Task inputs =>
>>>

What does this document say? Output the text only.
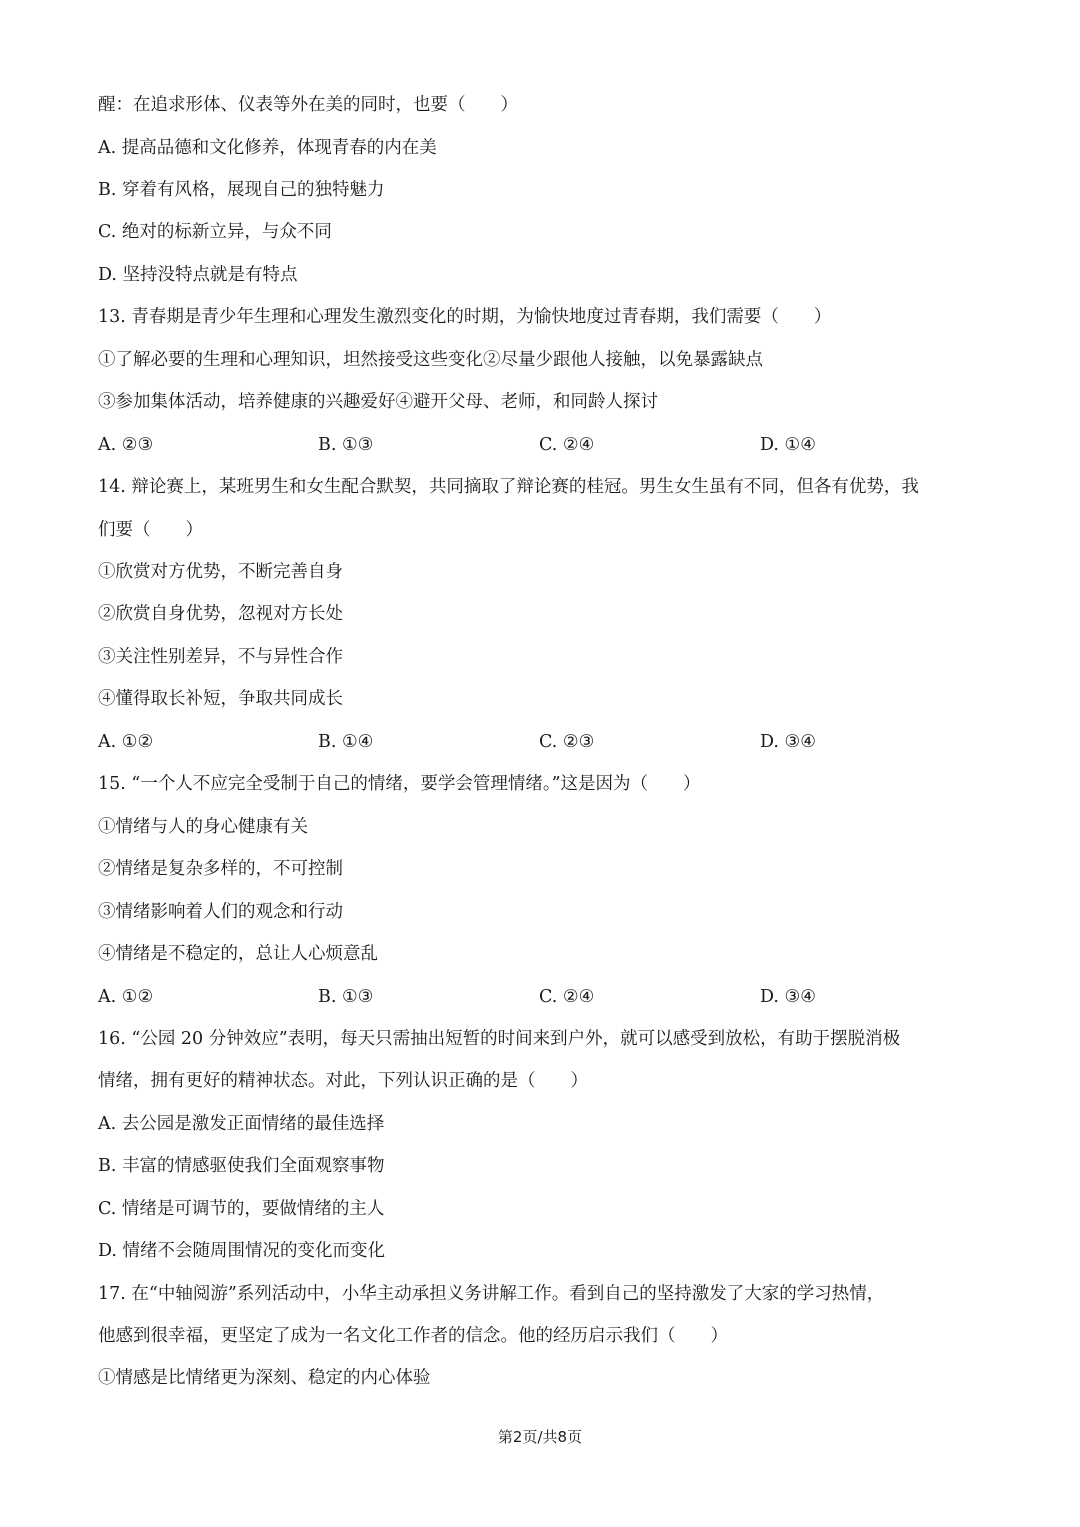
醒：在追求形体、仪表等外在美的同时，也要（　　）
A. 提高品德和文化修养，体现青春的内在美
B. 穿着有风格，展现自己的独特魅力
C. 绝对的标新立异，与众不同
D. 坚持没特点就是有特点
13. 青春期是青少年生理和心理发生激烈变化的时期，为愉快地度过青春期，我们需要（　　）
①了解必要的生理和心理知识，坦然接受这些变化②尽量少跟他人接触，以免暴露缺点
③参加集体活动，培养健康的兴趣爱好④避开父母、老师，和同龄人探讨
A. ②③	B. ①③	C. ②④	D. ①④
14. 辩论赛上，某班男生和女生配合默契，共同摘取了辩论赛的桂冠。男生女生虽有不同，但各有优势，我
们要（　　）
①欣赏对方优势，不断完善自身
②欣赏自身优势，忽视对方长处
③关注性别差异，不与异性合作
④懂得取长补短，争取共同成长
A. ①②	B. ①④	C. ②③	D. ③④
15. “一个人不应完全受制于自己的情绪，要学会管理情绪。”这是因为（　　）
①情绪与人的身心健康有关
②情绪是复杂多样的，不可控制
③情绪影响着人们的观念和行动
④情绪是不稳定的，总让人心烦意乱
A. ①②	B. ①③	C. ②④	D. ③④
16. “公园 20 分钟效应”表明，每天只需抽出短暂的时间来到户外，就可以感受到放松，有助于摆脱消极
情绪，拥有更好的精神状态。对此，下列认识正确的是（　　）
A. 去公园是激发正面情绪的最佳选择
B. 丰富的情感驱使我们全面观察事物
C. 情绪是可调节的，要做情绪的主人
D. 情绪不会随周围情况的变化而变化
17. 在“中轴阅游”系列活动中，小华主动承担义务讲解工作。看到自己的坚持激发了大家的学习热情，
他感到很幸福，更坚定了成为一名文化工作者的信念。他的经历启示我们（　　）
①情感是比情绪更为深刻、稳定的内心体验
第2页/共8页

<<<

Exercise goal =>
Output the entries above exactly, without their pictures.

Answer =>
What does this document say? Output the text only.
醒：在追求形体、仪表等外在美的同时，也要（　　）
A. 提高品德和文化修养，体现青春的内在美
B. 穿着有风格，展现自己的独特魅力
C. 绝对的标新立异，与众不同
D. 坚持没特点就是有特点
13. 青春期是青少年生理和心理发生激烈变化的时期，为愉快地度过青春期，我们需要（　　）
①了解必要的生理和心理知识，坦然接受这些变化②尽量少跟他人接触，以免暴露缺点
③参加集体活动，培养健康的兴趣爱好④避开父母、老师，和同龄人探讨
A. ②③	B. ①③	C. ②④	D. ①④
14. 辩论赛上，某班男生和女生配合默契，共同摘取了辩论赛的桂冠。男生女生虽有不同，但各有优势，我
们要（　　）
①欣赏对方优势，不断完善自身
②欣赏自身优势，忽视对方长处
③关注性别差异，不与异性合作
④懂得取长补短，争取共同成长
A. ①②	B. ①④	C. ②③	D. ③④
15. “一个人不应完全受制于自己的情绪，要学会管理情绪。”这是因为（　　）
①情绪与人的身心健康有关
②情绪是复杂多样的，不可控制
③情绪影响着人们的观念和行动
④情绪是不稳定的，总让人心烦意乱
A. ①②	B. ①③	C. ②④	D. ③④
16. “公园 20 分钟效应”表明，每天只需抽出短暂的时间来到户外，就可以感受到放松，有助于摆脱消极
情绪，拥有更好的精神状态。对此，下列认识正确的是（　　）
A. 去公园是激发正面情绪的最佳选择
B. 丰富的情感驱使我们全面观察事物
C. 情绪是可调节的，要做情绪的主人
D. 情绪不会随周围情况的变化而变化
17. 在“中轴阅游”系列活动中，小华主动承担义务讲解工作。看到自己的坚持激发了大家的学习热情，
他感到很幸福，更坚定了成为一名文化工作者的信念。他的经历启示我们（　　）
①情感是比情绪更为深刻、稳定的内心体验
第2页/共8页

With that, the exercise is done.